(Required work)
Copy the material from its first line through the line containing "second-note-label: الثانى bbox=[726, 733, 776, 758]", inclusive, without changing anything.

### Dataset records ###

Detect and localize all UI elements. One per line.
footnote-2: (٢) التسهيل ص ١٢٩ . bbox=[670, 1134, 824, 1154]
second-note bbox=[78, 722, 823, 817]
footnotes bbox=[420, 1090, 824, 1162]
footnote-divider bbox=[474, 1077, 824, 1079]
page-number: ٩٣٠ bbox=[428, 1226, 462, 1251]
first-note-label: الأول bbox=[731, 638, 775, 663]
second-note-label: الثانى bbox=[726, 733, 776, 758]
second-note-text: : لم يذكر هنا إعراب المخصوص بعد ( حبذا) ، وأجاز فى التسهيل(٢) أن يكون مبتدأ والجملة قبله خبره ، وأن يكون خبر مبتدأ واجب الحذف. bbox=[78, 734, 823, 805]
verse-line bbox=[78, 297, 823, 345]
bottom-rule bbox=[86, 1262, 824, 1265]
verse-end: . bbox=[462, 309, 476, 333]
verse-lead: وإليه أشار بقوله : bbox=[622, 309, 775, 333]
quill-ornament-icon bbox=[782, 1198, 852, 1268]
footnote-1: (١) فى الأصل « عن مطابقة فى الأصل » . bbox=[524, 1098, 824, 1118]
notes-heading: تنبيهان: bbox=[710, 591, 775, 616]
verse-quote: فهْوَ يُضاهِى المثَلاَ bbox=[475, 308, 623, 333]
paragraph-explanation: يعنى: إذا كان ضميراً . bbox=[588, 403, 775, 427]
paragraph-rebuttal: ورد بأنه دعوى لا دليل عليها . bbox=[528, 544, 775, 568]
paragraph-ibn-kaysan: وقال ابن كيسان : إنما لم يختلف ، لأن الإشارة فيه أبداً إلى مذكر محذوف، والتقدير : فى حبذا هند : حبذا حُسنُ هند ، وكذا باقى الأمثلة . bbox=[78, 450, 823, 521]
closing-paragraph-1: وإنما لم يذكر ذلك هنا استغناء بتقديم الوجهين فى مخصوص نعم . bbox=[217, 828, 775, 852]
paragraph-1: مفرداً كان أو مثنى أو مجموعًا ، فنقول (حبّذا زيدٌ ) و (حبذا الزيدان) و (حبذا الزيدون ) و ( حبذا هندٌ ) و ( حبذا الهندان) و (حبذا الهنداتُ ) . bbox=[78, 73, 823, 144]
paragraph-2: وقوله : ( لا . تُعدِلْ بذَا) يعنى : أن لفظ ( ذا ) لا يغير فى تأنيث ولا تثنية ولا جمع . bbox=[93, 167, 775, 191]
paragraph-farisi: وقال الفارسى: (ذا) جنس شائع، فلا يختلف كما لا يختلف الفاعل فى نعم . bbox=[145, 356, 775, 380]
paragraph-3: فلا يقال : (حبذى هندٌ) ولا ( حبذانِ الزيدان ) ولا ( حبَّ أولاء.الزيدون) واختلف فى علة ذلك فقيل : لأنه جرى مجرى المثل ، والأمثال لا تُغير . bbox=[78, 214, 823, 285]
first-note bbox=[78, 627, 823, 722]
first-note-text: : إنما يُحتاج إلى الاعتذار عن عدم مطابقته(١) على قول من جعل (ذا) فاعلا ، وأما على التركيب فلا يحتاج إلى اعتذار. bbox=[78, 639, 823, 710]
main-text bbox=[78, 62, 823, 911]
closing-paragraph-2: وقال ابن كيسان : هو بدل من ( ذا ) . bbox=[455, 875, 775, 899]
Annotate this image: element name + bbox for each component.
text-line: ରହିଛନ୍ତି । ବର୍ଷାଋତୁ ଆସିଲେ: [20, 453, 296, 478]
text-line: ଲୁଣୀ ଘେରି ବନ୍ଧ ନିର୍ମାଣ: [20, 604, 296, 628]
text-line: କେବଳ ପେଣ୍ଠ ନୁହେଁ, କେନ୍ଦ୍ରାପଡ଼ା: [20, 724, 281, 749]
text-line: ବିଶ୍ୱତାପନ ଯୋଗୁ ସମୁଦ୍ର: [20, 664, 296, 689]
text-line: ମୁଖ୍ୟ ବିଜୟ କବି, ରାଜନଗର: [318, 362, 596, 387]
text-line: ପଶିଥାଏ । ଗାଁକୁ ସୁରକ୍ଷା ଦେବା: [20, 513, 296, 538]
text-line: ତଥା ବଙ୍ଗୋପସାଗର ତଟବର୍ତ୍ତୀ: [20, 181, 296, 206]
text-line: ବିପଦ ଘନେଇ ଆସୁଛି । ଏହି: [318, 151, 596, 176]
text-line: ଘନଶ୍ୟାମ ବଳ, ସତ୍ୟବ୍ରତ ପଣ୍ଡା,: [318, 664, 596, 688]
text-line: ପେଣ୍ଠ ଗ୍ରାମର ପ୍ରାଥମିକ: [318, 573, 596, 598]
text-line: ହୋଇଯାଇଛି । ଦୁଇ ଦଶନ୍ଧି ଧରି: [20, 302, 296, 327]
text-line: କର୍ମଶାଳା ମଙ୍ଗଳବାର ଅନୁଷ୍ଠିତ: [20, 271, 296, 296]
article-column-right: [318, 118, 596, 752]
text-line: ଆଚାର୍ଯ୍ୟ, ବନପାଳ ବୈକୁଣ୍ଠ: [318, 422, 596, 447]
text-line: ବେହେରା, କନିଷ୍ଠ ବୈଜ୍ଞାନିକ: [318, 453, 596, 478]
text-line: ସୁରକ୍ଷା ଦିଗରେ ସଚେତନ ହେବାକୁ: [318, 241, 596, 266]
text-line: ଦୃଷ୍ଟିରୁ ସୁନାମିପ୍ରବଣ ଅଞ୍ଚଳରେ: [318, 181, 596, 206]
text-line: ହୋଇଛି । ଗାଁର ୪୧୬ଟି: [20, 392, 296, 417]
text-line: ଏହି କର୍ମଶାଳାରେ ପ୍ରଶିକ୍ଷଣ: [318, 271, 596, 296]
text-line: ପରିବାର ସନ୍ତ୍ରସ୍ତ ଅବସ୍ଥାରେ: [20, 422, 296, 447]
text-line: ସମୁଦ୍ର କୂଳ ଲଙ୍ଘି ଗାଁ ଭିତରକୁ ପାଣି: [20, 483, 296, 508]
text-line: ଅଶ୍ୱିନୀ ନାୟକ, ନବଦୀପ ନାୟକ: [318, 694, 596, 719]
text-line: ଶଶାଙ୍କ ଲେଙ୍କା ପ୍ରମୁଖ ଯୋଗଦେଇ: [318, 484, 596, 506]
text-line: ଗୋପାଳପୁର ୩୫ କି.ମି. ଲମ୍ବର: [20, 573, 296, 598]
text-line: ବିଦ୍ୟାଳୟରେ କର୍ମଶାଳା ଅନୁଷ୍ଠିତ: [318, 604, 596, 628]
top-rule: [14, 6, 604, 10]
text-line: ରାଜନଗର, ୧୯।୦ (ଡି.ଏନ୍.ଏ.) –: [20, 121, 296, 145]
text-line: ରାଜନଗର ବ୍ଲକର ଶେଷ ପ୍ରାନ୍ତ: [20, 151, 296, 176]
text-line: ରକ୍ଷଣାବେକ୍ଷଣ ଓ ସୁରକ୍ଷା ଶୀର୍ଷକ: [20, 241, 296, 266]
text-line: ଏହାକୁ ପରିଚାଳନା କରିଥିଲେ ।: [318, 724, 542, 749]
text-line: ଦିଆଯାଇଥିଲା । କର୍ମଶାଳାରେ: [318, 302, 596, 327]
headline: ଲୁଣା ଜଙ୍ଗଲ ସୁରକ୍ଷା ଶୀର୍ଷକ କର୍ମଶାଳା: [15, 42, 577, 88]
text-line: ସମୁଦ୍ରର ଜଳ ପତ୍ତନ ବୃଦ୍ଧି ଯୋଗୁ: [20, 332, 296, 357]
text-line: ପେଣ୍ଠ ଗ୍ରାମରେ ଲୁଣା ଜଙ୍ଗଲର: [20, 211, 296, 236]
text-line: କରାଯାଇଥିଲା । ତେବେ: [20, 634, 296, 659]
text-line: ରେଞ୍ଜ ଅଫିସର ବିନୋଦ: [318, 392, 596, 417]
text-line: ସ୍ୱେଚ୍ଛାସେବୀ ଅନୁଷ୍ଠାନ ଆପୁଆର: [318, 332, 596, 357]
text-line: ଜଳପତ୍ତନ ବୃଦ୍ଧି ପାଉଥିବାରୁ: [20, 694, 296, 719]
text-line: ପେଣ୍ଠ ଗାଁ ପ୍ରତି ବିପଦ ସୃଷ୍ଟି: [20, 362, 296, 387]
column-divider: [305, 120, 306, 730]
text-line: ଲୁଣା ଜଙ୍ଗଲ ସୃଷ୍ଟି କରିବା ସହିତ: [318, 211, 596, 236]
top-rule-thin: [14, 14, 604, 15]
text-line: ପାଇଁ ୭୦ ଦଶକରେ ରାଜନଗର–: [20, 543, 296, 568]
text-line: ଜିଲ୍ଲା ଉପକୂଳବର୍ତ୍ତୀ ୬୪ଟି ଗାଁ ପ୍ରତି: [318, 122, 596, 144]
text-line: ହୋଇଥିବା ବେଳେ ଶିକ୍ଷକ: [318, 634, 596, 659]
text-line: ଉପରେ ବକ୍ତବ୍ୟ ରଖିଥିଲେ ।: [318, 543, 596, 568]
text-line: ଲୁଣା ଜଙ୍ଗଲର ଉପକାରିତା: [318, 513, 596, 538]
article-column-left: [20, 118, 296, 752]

###

(The solution)
Detect and localize all UI elements. One per line.
footnote-2: (٢) التسهيل ص ١٢٩ . bbox=[670, 1134, 824, 1154]
second-note bbox=[78, 722, 823, 817]
footnotes bbox=[420, 1090, 824, 1162]
footnote-divider bbox=[474, 1077, 824, 1079]
page-number: ٩٣٠ bbox=[428, 1226, 462, 1251]
first-note-label: الأول bbox=[731, 638, 775, 663]
second-note-label: الثانى bbox=[726, 733, 776, 758]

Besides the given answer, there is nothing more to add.